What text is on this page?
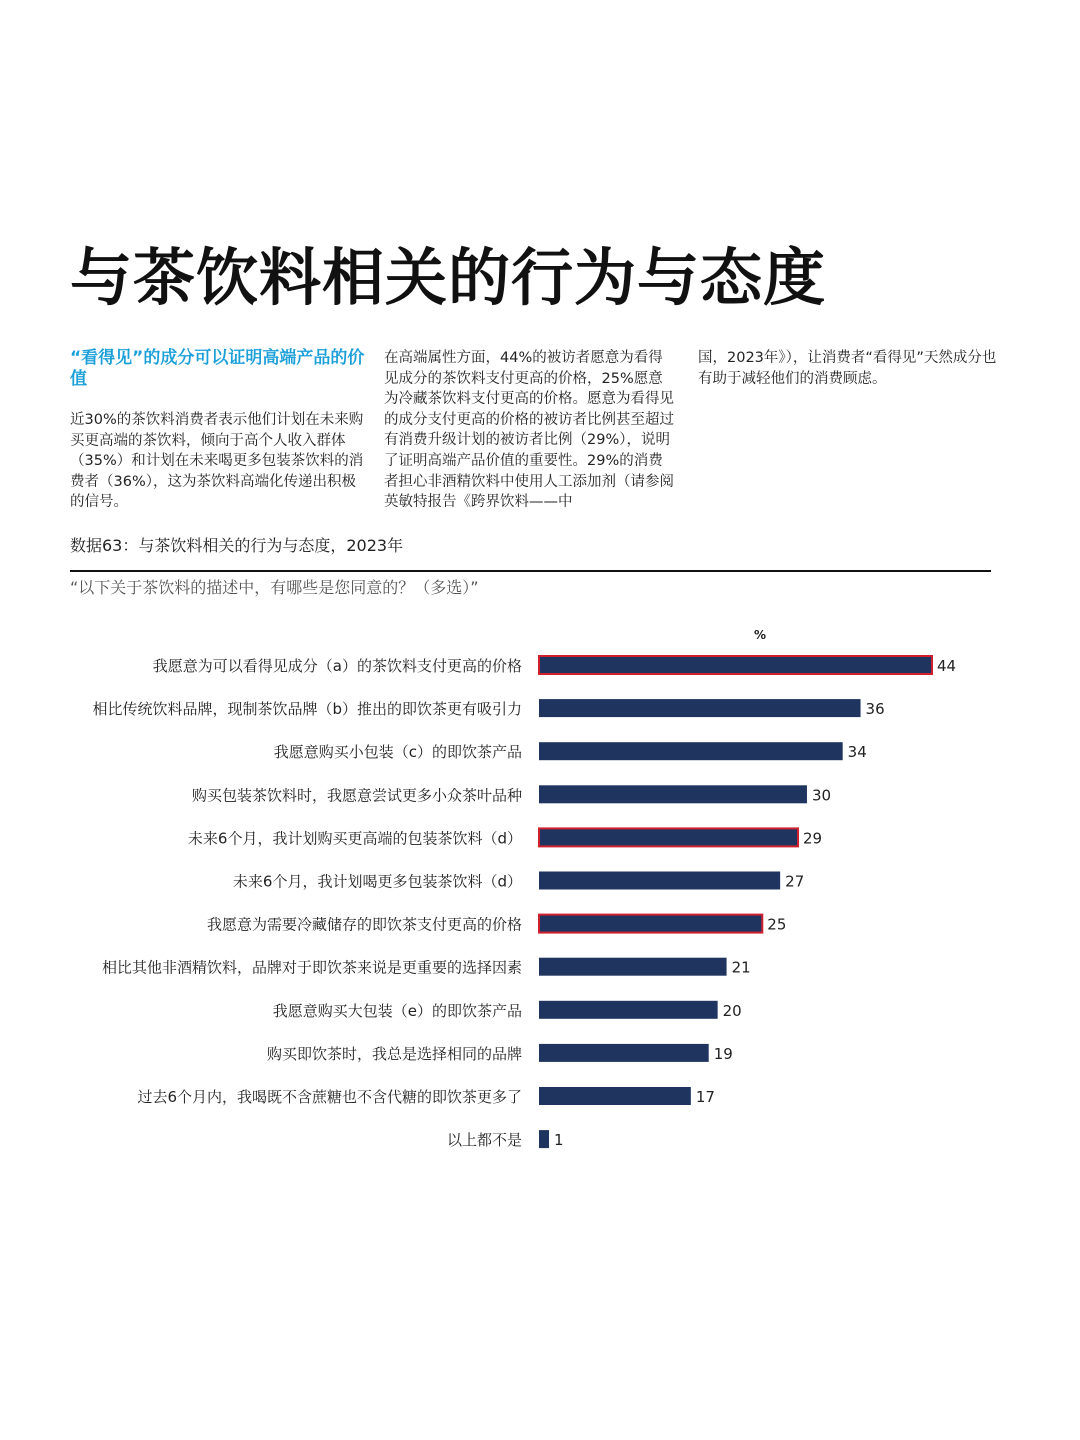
与茶饮料相关的行为与态度

“看得见”的成分可以证明高端产品的价值

近30%的茶饮料消费者表示他们计划在未来购买更高端的茶饮料，倾向于高个人收入群体（35%）和计划在未来喝更多包装茶饮料的消费者（36%），这为茶饮料高端化传递出积极的信号。

在高端属性方面，44%的被访者愿意为看得见成分的茶饮料支付更高的价格，25%愿意为冷藏茶饮料支付更高的价格。愿意为看得见的成分支付更高的价格的被访者比例甚至超过有消费升级计划的被访者比例（29%），说明了证明高端产品价值的重要性。29%的消费者担心非酒精饮料中使用人工添加剂（请参阅英敏特报告《跨界饮料——中

国，2023年》），让消费者“看得见”天然成分也有助于减轻他们的消费顾虑。

数据63：与茶饮料相关的行为与态度，2023年

“以下关于茶饮料的描述中，有哪些是您同意的？（多选）”

%
我愿意为可以看得见成分（a）的茶饮料支付更高的价格	44
相比传统饮料品牌，现制茶饮品牌（b）推出的即饮茶更有吸引力	36
我愿意购买小包装（c）的即饮茶产品	34
购买包装茶饮料时，我愿意尝试更多小众茶叶品种	30
未来6个月，我计划购买更高端的包装茶饮料（d）	29
未来6个月，我计划喝更多包装茶饮料（d）	27
我愿意为需要冷藏储存的即饮茶支付更高的价格	25
相比其他非酒精饮料，品牌对于即饮茶来说是更重要的选择因素	21
我愿意购买大包装（e）的即饮茶产品	20
购买即饮茶时，我总是选择相同的品牌	19
过去6个月内，我喝既不含蔗糖也不含代糖的即饮茶更多了	17
以上都不是 1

◆ **AIM**
Quote every record above exactly, omitting any pictures they contain.

◆ **WRITTEN RESPONSE**
What text is on this page?
与茶饮料相关的行为与态度

“看得见”的成分可以证明高端产品的价值

近30%的茶饮料消费者表示他们计划在未来购买更高端的茶饮料，倾向于高个人收入群体（35%）和计划在未来喝更多包装茶饮料的消费者（36%），这为茶饮料高端化传递出积极的信号。

在高端属性方面，44%的被访者愿意为看得见成分的茶饮料支付更高的价格，25%愿意为冷藏茶饮料支付更高的价格。愿意为看得见的成分支付更高的价格的被访者比例甚至超过有消费升级计划的被访者比例（29%），说明了证明高端产品价值的重要性。29%的消费者担心非酒精饮料中使用人工添加剂（请参阅英敏特报告《跨界饮料——中

国，2023年》），让消费者“看得见”天然成分也有助于减轻他们的消费顾虑。

数据63：与茶饮料相关的行为与态度，2023年

“以下关于茶饮料的描述中，有哪些是您同意的？（多选）”

%
我愿意为可以看得见成分（a）的茶饮料支付更高的价格	44
相比传统饮料品牌，现制茶饮品牌（b）推出的即饮茶更有吸引力	36
我愿意购买小包装（c）的即饮茶产品	34
购买包装茶饮料时，我愿意尝试更多小众茶叶品种	30
未来6个月，我计划购买更高端的包装茶饮料（d）	29
未来6个月，我计划喝更多包装茶饮料（d）	27
我愿意为需要冷藏储存的即饮茶支付更高的价格	25
相比其他非酒精饮料，品牌对于即饮茶来说是更重要的选择因素	21
我愿意购买大包装（e）的即饮茶产品	20
购买即饮茶时，我总是选择相同的品牌	19
过去6个月内，我喝既不含蔗糖也不含代糖的即饮茶更多了	17
以上都不是 1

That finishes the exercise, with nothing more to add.